Dataset records of page text
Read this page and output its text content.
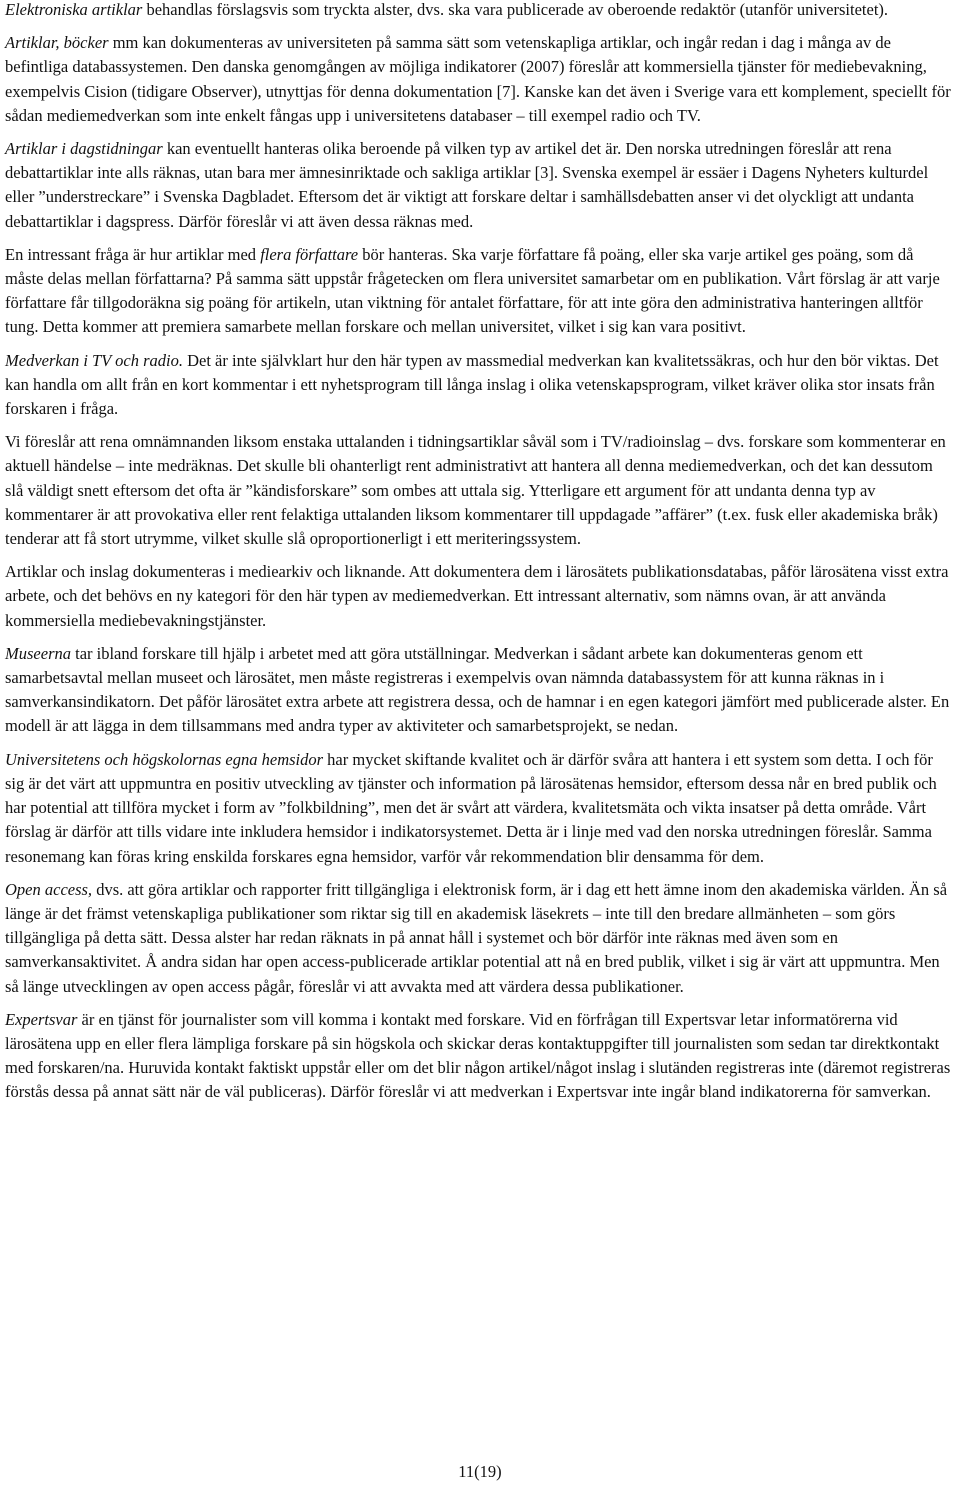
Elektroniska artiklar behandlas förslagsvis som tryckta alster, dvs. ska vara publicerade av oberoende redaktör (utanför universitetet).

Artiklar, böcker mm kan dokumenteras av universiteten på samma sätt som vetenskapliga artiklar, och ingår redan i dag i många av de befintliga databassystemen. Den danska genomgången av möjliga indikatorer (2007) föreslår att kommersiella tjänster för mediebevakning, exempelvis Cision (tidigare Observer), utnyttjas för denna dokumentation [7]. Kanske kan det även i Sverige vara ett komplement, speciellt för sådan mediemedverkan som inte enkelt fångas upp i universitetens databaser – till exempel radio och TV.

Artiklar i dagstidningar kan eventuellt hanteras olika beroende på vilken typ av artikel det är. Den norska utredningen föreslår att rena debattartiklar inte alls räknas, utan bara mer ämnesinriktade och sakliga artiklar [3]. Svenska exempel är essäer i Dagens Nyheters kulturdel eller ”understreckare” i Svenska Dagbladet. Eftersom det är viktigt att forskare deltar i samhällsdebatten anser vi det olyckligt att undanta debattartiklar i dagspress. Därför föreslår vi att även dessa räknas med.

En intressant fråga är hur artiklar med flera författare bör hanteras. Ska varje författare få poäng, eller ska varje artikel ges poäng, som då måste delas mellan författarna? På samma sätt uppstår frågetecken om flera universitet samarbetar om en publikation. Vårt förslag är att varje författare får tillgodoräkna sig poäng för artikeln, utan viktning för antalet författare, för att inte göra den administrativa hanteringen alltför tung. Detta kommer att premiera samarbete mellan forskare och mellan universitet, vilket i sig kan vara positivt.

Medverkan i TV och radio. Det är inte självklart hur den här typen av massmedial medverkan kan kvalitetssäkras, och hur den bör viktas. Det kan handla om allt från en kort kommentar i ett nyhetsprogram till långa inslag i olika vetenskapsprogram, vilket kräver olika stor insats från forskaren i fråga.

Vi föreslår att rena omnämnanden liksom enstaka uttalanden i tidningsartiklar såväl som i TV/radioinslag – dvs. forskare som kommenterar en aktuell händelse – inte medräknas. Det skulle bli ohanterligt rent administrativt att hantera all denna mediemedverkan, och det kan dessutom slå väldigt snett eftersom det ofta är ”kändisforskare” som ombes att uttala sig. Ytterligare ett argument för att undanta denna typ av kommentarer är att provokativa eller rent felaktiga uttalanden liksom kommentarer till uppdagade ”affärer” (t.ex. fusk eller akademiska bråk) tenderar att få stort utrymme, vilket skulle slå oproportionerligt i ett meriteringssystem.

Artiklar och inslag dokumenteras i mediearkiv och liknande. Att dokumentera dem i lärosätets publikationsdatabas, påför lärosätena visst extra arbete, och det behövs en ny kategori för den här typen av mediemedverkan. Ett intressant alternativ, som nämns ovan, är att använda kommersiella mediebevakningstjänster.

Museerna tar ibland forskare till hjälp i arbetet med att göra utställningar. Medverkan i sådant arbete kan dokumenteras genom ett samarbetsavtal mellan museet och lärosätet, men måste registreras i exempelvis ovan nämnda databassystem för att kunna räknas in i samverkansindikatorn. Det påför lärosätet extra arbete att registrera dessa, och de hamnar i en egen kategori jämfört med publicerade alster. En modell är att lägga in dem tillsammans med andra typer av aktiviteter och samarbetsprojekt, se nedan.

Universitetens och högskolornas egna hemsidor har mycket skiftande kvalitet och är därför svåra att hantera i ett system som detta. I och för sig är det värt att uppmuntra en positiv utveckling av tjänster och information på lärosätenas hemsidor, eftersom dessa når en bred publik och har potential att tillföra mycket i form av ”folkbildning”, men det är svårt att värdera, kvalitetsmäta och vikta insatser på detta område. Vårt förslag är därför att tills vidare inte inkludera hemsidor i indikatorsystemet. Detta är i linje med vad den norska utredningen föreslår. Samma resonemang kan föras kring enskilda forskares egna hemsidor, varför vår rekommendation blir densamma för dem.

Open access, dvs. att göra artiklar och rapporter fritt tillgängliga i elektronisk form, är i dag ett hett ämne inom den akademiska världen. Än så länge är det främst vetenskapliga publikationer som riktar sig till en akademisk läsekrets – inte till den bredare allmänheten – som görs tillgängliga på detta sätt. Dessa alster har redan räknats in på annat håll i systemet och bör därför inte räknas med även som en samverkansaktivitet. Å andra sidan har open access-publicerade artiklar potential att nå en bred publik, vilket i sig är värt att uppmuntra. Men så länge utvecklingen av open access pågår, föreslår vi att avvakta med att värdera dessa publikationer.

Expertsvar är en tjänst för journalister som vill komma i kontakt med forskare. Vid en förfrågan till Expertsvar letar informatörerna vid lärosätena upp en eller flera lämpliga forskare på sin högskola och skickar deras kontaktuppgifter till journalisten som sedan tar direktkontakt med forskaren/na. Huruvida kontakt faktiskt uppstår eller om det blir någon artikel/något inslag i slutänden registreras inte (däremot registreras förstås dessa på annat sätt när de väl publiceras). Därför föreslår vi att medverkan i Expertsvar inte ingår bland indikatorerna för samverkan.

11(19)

**Exercise description**
Reproduce the entries above exactly. Do not include the images.

**Answer box**
Read this page and output its text content.
Elektroniska artiklar behandlas förslagsvis som tryckta alster, dvs. ska vara publicerade av oberoende redaktör (utanför universitetet).

Artiklar, böcker mm kan dokumenteras av universiteten på samma sätt som vetenskapliga artiklar, och ingår redan i dag i många av de befintliga databassystemen. Den danska genomgången av möjliga indikatorer (2007) föreslår att kommersiella tjänster för mediebevakning, exempelvis Cision (tidigare Observer), utnyttjas för denna dokumentation [7]. Kanske kan det även i Sverige vara ett komplement, speciellt för sådan mediemedverkan som inte enkelt fångas upp i universitetens databaser – till exempel radio och TV.

Artiklar i dagstidningar kan eventuellt hanteras olika beroende på vilken typ av artikel det är. Den norska utredningen föreslår att rena debattartiklar inte alls räknas, utan bara mer ämnesinriktade och sakliga artiklar [3]. Svenska exempel är essäer i Dagens Nyheters kulturdel eller ”understreckare” i Svenska Dagbladet. Eftersom det är viktigt att forskare deltar i samhällsdebatten anser vi det olyckligt att undanta debattartiklar i dagspress. Därför föreslår vi att även dessa räknas med.

En intressant fråga är hur artiklar med flera författare bör hanteras. Ska varje författare få poäng, eller ska varje artikel ges poäng, som då måste delas mellan författarna? På samma sätt uppstår frågetecken om flera universitet samarbetar om en publikation. Vårt förslag är att varje författare får tillgodoräkna sig poäng för artikeln, utan viktning för antalet författare, för att inte göra den administrativa hanteringen alltför tung. Detta kommer att premiera samarbete mellan forskare och mellan universitet, vilket i sig kan vara positivt.

Medverkan i TV och radio. Det är inte självklart hur den här typen av massmedial medverkan kan kvalitetssäkras, och hur den bör viktas. Det kan handla om allt från en kort kommentar i ett nyhetsprogram till långa inslag i olika vetenskapsprogram, vilket kräver olika stor insats från forskaren i fråga.

Vi föreslår att rena omnämnanden liksom enstaka uttalanden i tidningsartiklar såväl som i TV/radioinslag – dvs. forskare som kommenterar en aktuell händelse – inte medräknas. Det skulle bli ohanterligt rent administrativt att hantera all denna mediemedverkan, och det kan dessutom slå väldigt snett eftersom det ofta är ”kändisforskare” som ombes att uttala sig. Ytterligare ett argument för att undanta denna typ av kommentarer är att provokativa eller rent felaktiga uttalanden liksom kommentarer till uppdagade ”affärer” (t.ex. fusk eller akademiska bråk) tenderar att få stort utrymme, vilket skulle slå oproportionerligt i ett meriteringssystem.

Artiklar och inslag dokumenteras i mediearkiv och liknande. Att dokumentera dem i lärosätets publikationsdatabas, påför lärosätena visst extra arbete, och det behövs en ny kategori för den här typen av mediemedverkan. Ett intressant alternativ, som nämns ovan, är att använda kommersiella mediebevakningstjänster.

Museerna tar ibland forskare till hjälp i arbetet med att göra utställningar. Medverkan i sådant arbete kan dokumenteras genom ett samarbetsavtal mellan museet och lärosätet, men måste registreras i exempelvis ovan nämnda databassystem för att kunna räknas in i samverkansindikatorn. Det påför lärosätet extra arbete att registrera dessa, och de hamnar i en egen kategori jämfört med publicerade alster. En modell är att lägga in dem tillsammans med andra typer av aktiviteter och samarbetsprojekt, se nedan.

Universitetens och högskolornas egna hemsidor har mycket skiftande kvalitet och är därför svåra att hantera i ett system som detta. I och för sig är det värt att uppmuntra en positiv utveckling av tjänster och information på lärosätenas hemsidor, eftersom dessa når en bred publik och har potential att tillföra mycket i form av ”folkbildning”, men det är svårt att värdera, kvalitetsmäta och vikta insatser på detta område. Vårt förslag är därför att tills vidare inte inkludera hemsidor i indikatorsystemet. Detta är i linje med vad den norska utredningen föreslår. Samma resonemang kan föras kring enskilda forskares egna hemsidor, varför vår rekommendation blir densamma för dem.

Open access, dvs. att göra artiklar och rapporter fritt tillgängliga i elektronisk form, är i dag ett hett ämne inom den akademiska världen. Än så länge är det främst vetenskapliga publikationer som riktar sig till en akademisk läsekrets – inte till den bredare allmänheten – som görs tillgängliga på detta sätt. Dessa alster har redan räknats in på annat håll i systemet och bör därför inte räknas med även som en samverkansaktivitet. Å andra sidan har open access-publicerade artiklar potential att nå en bred publik, vilket i sig är värt att uppmuntra. Men så länge utvecklingen av open access pågår, föreslår vi att avvakta med att värdera dessa publikationer.

Expertsvar är en tjänst för journalister som vill komma i kontakt med forskare. Vid en förfrågan till Expertsvar letar informatörerna vid lärosätena upp en eller flera lämpliga forskare på sin högskola och skickar deras kontaktuppgifter till journalisten som sedan tar direktkontakt med forskaren/na. Huruvida kontakt faktiskt uppstår eller om det blir någon artikel/något inslag i slutänden registreras inte (däremot registreras förstås dessa på annat sätt när de väl publiceras). Därför föreslår vi att medverkan i Expertsvar inte ingår bland indikatorerna för samverkan.

11(19)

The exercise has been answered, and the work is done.